EXERCISE
Output the lines that follow exactly as they are.

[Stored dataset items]
(begin)
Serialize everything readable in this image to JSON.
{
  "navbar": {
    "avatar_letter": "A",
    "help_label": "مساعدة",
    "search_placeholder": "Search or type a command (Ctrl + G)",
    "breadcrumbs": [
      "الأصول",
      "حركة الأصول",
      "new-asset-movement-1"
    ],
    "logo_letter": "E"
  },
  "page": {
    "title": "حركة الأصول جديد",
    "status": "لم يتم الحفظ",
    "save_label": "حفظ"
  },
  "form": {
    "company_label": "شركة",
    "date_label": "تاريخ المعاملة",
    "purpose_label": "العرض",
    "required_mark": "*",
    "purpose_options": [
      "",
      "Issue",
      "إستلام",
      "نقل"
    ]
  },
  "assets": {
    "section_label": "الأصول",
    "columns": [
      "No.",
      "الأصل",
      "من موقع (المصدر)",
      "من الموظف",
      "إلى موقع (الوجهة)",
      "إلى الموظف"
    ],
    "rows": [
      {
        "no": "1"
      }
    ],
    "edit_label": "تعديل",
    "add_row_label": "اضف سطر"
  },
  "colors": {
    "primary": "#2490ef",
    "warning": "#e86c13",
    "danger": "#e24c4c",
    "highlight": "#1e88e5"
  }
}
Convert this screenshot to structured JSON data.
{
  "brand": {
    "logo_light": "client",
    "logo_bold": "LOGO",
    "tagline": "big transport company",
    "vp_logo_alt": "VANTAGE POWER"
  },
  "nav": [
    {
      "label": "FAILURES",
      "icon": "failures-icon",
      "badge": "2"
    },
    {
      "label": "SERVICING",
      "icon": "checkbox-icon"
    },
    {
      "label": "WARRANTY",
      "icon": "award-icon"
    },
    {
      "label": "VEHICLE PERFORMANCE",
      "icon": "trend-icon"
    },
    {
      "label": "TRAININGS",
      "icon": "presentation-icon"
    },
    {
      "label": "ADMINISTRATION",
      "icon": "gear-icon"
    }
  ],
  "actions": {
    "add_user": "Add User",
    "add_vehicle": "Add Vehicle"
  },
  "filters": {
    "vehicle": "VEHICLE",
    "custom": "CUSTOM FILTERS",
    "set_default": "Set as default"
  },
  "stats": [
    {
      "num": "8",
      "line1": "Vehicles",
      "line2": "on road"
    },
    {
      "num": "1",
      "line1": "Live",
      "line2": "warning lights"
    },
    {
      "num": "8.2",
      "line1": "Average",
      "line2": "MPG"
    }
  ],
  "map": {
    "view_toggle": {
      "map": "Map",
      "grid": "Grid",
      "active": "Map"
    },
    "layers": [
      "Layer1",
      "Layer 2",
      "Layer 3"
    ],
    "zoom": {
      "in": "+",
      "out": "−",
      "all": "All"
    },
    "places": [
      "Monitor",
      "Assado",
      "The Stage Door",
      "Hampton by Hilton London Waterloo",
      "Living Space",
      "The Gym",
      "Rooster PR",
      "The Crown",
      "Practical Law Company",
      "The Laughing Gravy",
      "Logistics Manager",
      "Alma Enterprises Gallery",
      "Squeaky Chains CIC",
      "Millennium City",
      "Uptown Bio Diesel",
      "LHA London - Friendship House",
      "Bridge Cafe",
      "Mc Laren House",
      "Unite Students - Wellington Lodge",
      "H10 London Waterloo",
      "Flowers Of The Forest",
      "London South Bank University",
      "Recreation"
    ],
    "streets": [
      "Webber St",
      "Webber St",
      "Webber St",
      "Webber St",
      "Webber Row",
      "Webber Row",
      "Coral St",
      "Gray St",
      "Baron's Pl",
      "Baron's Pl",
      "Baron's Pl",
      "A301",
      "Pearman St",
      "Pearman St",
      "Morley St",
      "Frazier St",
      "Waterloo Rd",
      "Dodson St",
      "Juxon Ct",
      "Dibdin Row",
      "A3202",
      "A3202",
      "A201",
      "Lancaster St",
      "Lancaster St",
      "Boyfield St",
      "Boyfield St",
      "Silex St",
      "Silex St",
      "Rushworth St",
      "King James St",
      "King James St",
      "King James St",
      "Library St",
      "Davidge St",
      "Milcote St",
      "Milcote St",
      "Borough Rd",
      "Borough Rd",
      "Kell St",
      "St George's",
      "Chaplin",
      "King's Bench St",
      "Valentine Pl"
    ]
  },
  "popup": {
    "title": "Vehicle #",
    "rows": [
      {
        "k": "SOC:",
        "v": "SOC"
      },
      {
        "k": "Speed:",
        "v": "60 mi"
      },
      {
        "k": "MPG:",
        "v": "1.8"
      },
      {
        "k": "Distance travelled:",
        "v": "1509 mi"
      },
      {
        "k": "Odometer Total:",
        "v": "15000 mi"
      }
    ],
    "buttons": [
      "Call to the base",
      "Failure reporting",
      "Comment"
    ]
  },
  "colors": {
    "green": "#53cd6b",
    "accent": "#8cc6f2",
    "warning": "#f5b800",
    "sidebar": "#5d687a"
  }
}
(end)
FINISHED ANSWER
Serialize everything readable in this image to JSON.
{
  "navbar": {
    "avatar_letter": "A",
    "help_label": "مساعدة",
    "search_placeholder": "Search or type a command (Ctrl + G)",
    "breadcrumbs": [
      "الأصول",
      "حركة الأصول",
      "new-asset-movement-1"
    ],
    "logo_letter": "E"
  },
  "page": {
    "title": "حركة الأصول جديد",
    "status": "لم يتم الحفظ",
    "save_label": "حفظ"
  },
  "form": {
    "company_label": "شركة",
    "date_label": "تاريخ المعاملة",
    "purpose_label": "العرض",
    "required_mark": "*",
    "purpose_options": [
      "",
      "Issue",
      "إستلام",
      "نقل"
    ]
  },
  "assets": {
    "section_label": "الأصول",
    "columns": [
      "No.",
      "الأصل",
      "من موقع (المصدر)",
      "من الموظف",
      "إلى موقع (الوجهة)",
      "إلى الموظف"
    ],
    "rows": [
      {
        "no": "1"
      }
    ],
    "edit_label": "تعديل",
    "add_row_label": "اضف سطر"
  },
  "colors": {
    "primary": "#2490ef",
    "warning": "#e86c13",
    "danger": "#e24c4c",
    "highlight": "#1e88e5"
  }
}
Convert this screenshot to structured JSON data.
{
  "brand": {
    "logo_light": "client",
    "logo_bold": "LOGO",
    "tagline": "big transport company",
    "vp_logo_alt": "VANTAGE POWER"
  },
  "nav": [
    {
      "label": "FAILURES",
      "icon": "failures-icon",
      "badge": "2"
    },
    {
      "label": "SERVICING",
      "icon": "checkbox-icon"
    },
    {
      "label": "WARRANTY",
      "icon": "award-icon"
    },
    {
      "label": "VEHICLE PERFORMANCE",
      "icon": "trend-icon"
    },
    {
      "label": "TRAININGS",
      "icon": "presentation-icon"
    },
    {
      "label": "ADMINISTRATION",
      "icon": "gear-icon"
    }
  ],
  "actions": {
    "add_user": "Add User",
    "add_vehicle": "Add Vehicle"
  },
  "filters": {
    "vehicle": "VEHICLE",
    "custom": "CUSTOM FILTERS",
    "set_default": "Set as default"
  },
  "stats": [
    {
      "num": "8",
      "line1": "Vehicles",
      "line2": "on road"
    },
    {
      "num": "1",
      "line1": "Live",
      "line2": "warning lights"
    },
    {
      "num": "8.2",
      "line1": "Average",
      "line2": "MPG"
    }
  ],
  "map": {
    "view_toggle": {
      "map": "Map",
      "grid": "Grid",
      "active": "Map"
    },
    "layers": [
      "Layer1",
      "Layer 2",
      "Layer 3"
    ],
    "zoom": {
      "in": "+",
      "out": "−",
      "all": "All"
    },
    "places": [
      "Monitor",
      "Assado",
      "The Stage Door",
      "Hampton by Hilton London Waterloo",
      "Living Space",
      "The Gym",
      "Rooster PR",
      "The Crown",
      "Practical Law Company",
      "The Laughing Gravy",
      "Logistics Manager",
      "Alma Enterprises Gallery",
      "Squeaky Chains CIC",
      "Millennium City",
      "Uptown Bio Diesel",
      "LHA London - Friendship House",
      "Bridge Cafe",
      "Mc Laren House",
      "Unite Students - Wellington Lodge",
      "H10 London Waterloo",
      "Flowers Of The Forest",
      "London South Bank University",
      "Recreation"
    ],
    "streets": [
      "Webber St",
      "Webber St",
      "Webber St",
      "Webber St",
      "Webber Row",
      "Webber Row",
      "Coral St",
      "Gray St",
      "Baron's Pl",
      "Baron's Pl",
      "Baron's Pl",
      "A301",
      "Pearman St",
      "Pearman St",
      "Morley St",
      "Frazier St",
      "Waterloo Rd",
      "Dodson St",
      "Juxon Ct",
      "Dibdin Row",
      "A3202",
      "A3202",
      "A201",
      "Lancaster St",
      "Lancaster St",
      "Boyfield St",
      "Boyfield St",
      "Silex St",
      "Silex St",
      "Rushworth St",
      "King James St",
      "King James St",
      "King James St",
      "Library St",
      "Davidge St",
      "Milcote St",
      "Milcote St",
      "Borough Rd",
      "Borough Rd",
      "Kell St",
      "St George's",
      "Chaplin",
      "King's Bench St",
      "Valentine Pl"
    ]
  },
  "popup": {
    "title": "Vehicle #",
    "rows": [
      {
        "k": "SOC:",
        "v": "SOC"
      },
      {
        "k": "Speed:",
        "v": "60 mi"
      },
      {
        "k": "MPG:",
        "v": "1.8"
      },
      {
        "k": "Distance travelled:",
        "v": "1509 mi"
      },
      {
        "k": "Odometer Total:",
        "v": "15000 mi"
      }
    ],
    "buttons": [
      "Call to the base",
      "Failure reporting",
      "Comment"
    ]
  },
  "colors": {
    "green": "#53cd6b",
    "accent": "#8cc6f2",
    "warning": "#f5b800",
    "sidebar": "#5d687a"
  }
}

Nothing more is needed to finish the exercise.